BEGIN

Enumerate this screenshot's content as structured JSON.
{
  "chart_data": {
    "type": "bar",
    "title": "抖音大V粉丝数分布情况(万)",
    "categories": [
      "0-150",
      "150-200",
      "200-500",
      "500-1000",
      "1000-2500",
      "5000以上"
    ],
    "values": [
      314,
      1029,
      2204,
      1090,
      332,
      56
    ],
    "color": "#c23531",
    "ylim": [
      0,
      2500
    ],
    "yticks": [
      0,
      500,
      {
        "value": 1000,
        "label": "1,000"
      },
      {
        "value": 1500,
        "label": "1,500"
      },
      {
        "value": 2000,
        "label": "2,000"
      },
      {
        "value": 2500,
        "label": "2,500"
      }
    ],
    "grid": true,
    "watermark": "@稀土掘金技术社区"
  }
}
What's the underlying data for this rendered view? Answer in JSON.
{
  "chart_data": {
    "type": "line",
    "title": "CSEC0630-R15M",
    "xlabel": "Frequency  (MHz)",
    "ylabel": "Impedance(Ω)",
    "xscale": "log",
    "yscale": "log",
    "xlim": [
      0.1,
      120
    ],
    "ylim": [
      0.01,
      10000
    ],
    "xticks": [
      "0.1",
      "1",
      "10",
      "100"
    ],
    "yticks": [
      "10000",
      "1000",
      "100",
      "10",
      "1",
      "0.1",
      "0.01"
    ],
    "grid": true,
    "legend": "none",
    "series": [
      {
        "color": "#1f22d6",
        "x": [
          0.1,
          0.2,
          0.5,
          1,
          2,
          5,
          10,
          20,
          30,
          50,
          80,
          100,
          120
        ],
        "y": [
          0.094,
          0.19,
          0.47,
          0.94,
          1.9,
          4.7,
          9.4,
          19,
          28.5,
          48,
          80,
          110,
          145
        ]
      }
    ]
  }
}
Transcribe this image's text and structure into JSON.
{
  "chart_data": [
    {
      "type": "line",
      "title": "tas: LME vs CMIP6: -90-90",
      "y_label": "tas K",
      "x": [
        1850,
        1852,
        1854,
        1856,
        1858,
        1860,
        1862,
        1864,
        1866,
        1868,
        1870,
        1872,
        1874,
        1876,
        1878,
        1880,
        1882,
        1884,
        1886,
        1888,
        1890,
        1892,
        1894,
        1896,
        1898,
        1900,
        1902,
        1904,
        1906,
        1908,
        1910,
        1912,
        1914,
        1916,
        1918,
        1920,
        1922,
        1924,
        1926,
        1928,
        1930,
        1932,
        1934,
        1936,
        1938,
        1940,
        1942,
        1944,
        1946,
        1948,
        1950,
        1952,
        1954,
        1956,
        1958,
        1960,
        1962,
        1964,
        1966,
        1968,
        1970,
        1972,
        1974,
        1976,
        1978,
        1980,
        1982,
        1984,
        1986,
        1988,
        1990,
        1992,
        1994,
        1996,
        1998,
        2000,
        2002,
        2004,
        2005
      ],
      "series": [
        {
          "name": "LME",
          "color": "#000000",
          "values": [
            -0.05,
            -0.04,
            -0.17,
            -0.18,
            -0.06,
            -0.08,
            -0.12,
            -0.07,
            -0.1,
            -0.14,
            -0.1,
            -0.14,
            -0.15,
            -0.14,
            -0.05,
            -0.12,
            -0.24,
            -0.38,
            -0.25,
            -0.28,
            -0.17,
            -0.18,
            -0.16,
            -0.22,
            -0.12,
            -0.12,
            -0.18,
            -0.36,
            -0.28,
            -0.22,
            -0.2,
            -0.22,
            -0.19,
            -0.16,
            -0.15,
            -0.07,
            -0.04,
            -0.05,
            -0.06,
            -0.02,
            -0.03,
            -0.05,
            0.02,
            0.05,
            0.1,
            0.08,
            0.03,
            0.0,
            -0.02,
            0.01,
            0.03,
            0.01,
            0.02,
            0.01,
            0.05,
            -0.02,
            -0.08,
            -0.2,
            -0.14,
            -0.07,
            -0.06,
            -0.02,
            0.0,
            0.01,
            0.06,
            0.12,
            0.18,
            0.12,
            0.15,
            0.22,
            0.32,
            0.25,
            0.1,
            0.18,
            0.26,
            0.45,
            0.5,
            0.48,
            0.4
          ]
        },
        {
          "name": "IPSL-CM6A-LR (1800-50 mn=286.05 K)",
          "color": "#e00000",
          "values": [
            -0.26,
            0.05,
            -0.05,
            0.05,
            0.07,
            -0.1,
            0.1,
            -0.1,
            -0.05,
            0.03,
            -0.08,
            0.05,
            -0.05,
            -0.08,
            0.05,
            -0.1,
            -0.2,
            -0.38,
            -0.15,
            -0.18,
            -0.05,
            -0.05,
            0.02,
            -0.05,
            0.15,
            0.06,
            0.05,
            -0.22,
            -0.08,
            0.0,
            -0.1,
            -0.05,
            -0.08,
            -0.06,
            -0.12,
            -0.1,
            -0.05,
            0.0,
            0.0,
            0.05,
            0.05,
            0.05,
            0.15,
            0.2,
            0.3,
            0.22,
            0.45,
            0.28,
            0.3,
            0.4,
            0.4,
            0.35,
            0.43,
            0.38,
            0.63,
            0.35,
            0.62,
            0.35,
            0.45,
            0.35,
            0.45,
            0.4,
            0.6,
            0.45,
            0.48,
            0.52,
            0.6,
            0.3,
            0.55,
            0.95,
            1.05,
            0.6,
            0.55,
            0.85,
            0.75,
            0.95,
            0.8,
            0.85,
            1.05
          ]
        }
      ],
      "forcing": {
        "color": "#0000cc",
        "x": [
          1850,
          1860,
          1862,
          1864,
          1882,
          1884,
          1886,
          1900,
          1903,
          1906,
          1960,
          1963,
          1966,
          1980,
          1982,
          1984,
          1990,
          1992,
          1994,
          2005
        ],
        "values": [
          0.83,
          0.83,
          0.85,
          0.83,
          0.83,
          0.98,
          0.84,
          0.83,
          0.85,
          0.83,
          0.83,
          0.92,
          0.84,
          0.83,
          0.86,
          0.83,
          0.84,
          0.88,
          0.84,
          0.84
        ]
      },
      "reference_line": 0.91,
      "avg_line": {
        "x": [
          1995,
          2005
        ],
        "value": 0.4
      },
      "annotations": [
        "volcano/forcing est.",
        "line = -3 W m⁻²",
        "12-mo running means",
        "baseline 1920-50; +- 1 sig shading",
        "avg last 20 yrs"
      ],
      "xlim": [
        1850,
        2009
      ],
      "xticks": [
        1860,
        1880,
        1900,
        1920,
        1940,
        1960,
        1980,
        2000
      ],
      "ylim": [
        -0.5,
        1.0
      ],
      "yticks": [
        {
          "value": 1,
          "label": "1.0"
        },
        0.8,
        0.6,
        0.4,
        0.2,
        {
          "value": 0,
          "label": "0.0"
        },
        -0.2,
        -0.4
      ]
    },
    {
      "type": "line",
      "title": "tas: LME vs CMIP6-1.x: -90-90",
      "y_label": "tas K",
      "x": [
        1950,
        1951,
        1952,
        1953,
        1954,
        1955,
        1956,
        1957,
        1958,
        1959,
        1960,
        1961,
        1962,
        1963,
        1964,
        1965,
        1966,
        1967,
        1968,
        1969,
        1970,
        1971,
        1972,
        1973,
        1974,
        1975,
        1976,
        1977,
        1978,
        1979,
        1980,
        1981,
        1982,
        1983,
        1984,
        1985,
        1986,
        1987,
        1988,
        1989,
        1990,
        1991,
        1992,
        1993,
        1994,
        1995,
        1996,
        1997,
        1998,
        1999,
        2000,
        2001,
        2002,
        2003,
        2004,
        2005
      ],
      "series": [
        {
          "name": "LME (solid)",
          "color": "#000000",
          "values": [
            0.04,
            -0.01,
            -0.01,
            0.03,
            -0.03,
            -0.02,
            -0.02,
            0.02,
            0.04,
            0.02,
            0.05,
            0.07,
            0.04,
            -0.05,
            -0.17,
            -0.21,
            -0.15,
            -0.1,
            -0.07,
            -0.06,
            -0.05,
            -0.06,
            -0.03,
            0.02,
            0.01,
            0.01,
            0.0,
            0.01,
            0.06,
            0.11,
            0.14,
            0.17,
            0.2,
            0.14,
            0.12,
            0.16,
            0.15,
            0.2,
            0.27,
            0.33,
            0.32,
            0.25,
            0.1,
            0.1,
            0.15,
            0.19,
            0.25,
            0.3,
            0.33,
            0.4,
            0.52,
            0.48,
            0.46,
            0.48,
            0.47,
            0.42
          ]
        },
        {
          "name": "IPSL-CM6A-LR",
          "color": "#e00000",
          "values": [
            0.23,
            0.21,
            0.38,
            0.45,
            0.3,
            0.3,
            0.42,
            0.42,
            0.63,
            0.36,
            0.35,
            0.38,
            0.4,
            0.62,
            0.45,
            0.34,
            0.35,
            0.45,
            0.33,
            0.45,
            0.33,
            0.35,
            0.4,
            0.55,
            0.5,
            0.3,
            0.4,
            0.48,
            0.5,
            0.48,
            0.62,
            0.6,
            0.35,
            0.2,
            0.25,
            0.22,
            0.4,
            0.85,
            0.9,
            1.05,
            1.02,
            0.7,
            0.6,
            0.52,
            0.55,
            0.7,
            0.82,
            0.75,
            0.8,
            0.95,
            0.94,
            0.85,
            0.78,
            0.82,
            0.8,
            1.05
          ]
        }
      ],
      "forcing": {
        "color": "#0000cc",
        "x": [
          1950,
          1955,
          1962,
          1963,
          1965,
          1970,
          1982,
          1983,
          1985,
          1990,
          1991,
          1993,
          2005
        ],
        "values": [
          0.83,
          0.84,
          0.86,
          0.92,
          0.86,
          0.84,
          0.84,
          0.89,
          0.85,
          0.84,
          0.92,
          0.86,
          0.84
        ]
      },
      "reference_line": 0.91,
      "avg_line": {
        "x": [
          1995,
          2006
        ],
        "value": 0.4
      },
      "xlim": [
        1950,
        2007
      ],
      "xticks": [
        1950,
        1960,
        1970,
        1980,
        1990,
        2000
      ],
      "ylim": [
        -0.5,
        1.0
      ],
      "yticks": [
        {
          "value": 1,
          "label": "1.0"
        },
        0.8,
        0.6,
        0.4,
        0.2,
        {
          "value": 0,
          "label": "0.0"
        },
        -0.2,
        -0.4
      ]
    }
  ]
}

END

Determine how many lines include the word "title" and report that number by itself.

**Response:** 4